-- Stated problem --
What is the number of lines in the data that hold the string "Class"? Reply with that number only.

-- Records for this exercise --
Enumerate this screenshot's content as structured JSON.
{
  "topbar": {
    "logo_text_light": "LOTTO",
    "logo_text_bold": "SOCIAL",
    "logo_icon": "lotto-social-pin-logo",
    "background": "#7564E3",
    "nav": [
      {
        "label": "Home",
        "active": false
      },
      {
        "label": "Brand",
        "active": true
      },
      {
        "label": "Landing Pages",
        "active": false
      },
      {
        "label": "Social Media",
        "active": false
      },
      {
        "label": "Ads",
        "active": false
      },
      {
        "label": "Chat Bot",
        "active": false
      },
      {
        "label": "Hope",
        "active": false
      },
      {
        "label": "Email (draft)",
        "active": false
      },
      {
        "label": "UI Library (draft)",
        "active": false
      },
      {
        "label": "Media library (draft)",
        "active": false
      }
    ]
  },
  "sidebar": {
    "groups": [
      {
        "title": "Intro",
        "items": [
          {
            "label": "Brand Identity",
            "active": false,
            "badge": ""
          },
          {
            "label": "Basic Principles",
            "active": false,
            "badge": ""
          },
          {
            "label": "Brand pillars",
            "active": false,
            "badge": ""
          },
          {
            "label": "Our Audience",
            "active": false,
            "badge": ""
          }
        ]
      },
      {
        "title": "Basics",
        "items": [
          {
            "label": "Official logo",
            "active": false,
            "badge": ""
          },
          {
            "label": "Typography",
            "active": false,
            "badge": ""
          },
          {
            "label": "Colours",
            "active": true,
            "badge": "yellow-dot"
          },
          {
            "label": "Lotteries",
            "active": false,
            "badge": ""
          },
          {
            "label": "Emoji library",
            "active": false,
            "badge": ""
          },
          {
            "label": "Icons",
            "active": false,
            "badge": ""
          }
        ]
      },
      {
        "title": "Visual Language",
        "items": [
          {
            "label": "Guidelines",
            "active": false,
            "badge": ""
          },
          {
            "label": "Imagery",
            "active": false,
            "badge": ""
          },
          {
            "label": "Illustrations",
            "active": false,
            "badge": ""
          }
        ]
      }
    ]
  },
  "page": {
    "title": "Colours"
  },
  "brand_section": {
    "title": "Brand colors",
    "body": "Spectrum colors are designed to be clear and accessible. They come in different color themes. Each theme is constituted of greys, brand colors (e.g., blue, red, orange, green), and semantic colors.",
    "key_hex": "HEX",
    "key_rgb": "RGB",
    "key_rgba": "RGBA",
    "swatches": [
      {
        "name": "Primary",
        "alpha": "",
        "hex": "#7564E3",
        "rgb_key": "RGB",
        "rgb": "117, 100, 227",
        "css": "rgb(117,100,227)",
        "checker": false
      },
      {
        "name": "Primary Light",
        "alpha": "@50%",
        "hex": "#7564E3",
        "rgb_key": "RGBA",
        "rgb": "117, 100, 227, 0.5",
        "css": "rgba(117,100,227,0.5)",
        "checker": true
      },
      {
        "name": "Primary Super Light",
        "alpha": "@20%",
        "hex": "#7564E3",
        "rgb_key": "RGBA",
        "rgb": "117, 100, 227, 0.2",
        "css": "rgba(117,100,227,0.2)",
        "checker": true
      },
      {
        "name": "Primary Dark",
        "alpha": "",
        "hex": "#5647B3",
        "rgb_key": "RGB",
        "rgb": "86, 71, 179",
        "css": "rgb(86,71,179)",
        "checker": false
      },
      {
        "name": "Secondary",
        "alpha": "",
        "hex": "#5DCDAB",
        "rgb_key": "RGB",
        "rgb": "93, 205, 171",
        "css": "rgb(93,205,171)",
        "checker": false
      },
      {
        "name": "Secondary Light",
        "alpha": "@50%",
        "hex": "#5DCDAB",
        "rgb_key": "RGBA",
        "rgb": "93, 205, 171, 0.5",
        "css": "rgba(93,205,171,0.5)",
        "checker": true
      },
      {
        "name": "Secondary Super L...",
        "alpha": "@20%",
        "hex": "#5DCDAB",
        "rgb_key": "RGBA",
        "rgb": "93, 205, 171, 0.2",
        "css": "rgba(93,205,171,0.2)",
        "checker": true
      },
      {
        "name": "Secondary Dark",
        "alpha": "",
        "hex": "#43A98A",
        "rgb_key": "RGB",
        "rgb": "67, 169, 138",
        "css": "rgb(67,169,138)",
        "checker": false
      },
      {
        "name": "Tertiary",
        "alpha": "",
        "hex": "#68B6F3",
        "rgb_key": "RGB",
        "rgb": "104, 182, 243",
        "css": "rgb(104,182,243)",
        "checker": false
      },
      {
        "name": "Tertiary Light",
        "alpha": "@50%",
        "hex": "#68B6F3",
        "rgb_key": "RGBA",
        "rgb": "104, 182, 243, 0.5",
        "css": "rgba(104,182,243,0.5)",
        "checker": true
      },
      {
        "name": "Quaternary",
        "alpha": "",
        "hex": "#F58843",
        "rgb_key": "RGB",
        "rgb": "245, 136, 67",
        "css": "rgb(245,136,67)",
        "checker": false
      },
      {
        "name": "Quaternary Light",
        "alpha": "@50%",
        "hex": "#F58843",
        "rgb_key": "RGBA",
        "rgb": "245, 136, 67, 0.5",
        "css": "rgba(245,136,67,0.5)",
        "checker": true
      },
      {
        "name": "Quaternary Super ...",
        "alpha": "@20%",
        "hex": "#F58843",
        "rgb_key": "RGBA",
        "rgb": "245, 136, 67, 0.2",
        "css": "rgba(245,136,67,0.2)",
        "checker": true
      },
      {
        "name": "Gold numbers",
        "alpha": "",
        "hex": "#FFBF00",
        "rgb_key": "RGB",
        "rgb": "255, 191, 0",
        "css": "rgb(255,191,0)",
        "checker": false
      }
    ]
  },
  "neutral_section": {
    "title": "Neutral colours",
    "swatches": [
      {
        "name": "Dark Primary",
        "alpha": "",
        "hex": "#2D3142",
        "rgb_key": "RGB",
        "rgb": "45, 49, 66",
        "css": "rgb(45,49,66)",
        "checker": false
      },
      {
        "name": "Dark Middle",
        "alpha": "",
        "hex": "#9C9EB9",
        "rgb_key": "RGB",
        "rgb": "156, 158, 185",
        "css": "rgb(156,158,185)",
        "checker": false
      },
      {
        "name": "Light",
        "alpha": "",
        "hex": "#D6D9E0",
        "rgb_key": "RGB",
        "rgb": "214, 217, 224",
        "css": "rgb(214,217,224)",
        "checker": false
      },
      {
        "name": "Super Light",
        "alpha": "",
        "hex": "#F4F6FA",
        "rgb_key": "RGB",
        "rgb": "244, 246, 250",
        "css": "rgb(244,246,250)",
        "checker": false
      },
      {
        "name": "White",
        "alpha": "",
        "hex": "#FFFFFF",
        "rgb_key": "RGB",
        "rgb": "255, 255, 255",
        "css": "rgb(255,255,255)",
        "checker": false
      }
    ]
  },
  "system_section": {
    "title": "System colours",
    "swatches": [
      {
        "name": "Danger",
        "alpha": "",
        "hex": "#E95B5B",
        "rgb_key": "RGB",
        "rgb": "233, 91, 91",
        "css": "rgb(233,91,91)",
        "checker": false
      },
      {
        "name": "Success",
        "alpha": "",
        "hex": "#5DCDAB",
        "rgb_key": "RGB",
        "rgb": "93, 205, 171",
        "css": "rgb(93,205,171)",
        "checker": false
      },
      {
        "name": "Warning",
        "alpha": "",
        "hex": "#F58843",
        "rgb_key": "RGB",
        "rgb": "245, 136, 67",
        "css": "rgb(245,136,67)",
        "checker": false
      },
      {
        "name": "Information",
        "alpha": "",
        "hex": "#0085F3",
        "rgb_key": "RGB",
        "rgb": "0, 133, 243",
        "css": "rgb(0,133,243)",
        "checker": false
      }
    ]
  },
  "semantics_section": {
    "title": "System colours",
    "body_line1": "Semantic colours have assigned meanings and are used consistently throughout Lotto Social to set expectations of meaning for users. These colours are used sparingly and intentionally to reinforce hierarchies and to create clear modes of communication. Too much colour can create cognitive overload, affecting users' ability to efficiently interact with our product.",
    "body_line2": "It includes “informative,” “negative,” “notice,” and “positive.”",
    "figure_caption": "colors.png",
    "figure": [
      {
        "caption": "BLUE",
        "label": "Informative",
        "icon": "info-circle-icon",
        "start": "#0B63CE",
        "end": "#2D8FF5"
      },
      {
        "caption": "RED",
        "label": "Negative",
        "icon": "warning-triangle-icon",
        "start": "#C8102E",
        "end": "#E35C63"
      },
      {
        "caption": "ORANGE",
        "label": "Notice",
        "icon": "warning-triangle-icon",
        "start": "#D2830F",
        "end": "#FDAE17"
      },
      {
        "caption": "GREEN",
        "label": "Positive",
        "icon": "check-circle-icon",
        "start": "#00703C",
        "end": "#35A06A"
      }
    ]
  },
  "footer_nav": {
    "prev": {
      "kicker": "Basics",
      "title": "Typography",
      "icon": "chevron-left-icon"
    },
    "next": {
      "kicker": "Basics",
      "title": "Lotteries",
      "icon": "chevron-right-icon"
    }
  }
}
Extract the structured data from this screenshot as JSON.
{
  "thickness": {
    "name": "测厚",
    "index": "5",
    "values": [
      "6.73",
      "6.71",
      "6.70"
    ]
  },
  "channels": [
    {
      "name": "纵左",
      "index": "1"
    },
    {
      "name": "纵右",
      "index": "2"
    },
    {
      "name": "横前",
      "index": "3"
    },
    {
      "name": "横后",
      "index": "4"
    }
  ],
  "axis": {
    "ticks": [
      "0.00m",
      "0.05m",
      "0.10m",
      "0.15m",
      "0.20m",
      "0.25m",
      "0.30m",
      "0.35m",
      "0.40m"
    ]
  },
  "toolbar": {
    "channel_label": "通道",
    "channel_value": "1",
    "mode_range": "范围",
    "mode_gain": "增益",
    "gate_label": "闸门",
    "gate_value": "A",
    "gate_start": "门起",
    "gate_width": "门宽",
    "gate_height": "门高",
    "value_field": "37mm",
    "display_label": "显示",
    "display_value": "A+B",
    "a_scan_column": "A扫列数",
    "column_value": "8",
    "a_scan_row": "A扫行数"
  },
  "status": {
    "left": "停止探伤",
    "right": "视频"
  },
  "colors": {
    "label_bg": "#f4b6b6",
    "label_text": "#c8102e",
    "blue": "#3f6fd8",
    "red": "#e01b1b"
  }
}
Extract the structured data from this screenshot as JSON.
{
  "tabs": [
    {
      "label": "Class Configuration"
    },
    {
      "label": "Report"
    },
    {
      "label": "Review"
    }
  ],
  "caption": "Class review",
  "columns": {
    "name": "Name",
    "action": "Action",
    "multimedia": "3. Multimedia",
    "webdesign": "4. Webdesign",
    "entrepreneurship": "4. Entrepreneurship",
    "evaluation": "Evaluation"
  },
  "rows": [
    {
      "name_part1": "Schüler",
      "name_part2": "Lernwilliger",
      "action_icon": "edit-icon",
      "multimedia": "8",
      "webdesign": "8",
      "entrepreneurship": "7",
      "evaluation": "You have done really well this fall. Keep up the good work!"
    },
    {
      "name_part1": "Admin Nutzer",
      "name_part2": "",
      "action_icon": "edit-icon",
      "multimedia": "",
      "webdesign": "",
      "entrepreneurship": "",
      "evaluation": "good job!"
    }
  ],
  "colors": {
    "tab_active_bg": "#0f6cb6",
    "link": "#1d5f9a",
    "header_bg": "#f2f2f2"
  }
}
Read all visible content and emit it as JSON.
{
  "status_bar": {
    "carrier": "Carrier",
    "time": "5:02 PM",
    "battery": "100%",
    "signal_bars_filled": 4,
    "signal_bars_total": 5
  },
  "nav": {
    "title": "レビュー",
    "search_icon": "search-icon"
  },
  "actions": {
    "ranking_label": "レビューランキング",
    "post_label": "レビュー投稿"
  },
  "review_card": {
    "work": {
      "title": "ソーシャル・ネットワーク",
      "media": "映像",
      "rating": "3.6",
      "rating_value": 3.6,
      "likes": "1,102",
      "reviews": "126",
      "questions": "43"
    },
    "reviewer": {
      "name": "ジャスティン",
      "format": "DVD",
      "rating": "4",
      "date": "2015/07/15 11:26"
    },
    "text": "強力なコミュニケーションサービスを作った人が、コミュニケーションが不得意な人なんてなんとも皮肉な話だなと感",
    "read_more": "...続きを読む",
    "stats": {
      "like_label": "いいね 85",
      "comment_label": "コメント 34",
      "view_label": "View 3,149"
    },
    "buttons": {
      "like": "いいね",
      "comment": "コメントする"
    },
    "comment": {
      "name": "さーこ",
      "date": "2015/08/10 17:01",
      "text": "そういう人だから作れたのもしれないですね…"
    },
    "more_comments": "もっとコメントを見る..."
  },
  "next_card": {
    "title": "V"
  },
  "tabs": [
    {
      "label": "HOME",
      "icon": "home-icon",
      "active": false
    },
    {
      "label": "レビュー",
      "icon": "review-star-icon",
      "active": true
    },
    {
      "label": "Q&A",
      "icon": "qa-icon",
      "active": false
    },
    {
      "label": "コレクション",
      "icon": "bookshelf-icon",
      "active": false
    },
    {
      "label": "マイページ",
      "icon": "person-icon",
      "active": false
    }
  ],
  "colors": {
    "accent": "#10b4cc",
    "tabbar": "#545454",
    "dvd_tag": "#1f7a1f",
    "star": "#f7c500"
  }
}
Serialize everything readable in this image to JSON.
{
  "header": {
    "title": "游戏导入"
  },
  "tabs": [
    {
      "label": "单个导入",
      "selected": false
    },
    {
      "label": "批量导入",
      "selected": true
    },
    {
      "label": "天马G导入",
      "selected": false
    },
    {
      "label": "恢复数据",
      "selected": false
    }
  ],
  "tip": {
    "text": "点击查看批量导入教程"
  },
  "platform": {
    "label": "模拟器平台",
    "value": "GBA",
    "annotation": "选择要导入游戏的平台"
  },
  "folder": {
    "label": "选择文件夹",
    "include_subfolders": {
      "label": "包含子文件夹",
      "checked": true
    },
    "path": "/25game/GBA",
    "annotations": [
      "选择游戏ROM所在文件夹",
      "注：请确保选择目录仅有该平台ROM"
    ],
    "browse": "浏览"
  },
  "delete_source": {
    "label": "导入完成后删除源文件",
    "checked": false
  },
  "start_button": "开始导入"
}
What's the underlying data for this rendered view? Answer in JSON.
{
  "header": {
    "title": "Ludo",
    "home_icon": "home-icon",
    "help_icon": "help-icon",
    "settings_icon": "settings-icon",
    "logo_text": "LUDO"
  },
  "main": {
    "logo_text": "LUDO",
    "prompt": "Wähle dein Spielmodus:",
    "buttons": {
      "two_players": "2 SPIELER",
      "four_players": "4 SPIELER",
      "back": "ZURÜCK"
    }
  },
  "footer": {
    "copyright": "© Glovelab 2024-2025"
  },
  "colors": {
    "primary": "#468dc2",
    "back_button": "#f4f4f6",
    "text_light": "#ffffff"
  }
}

-- Full solution --
2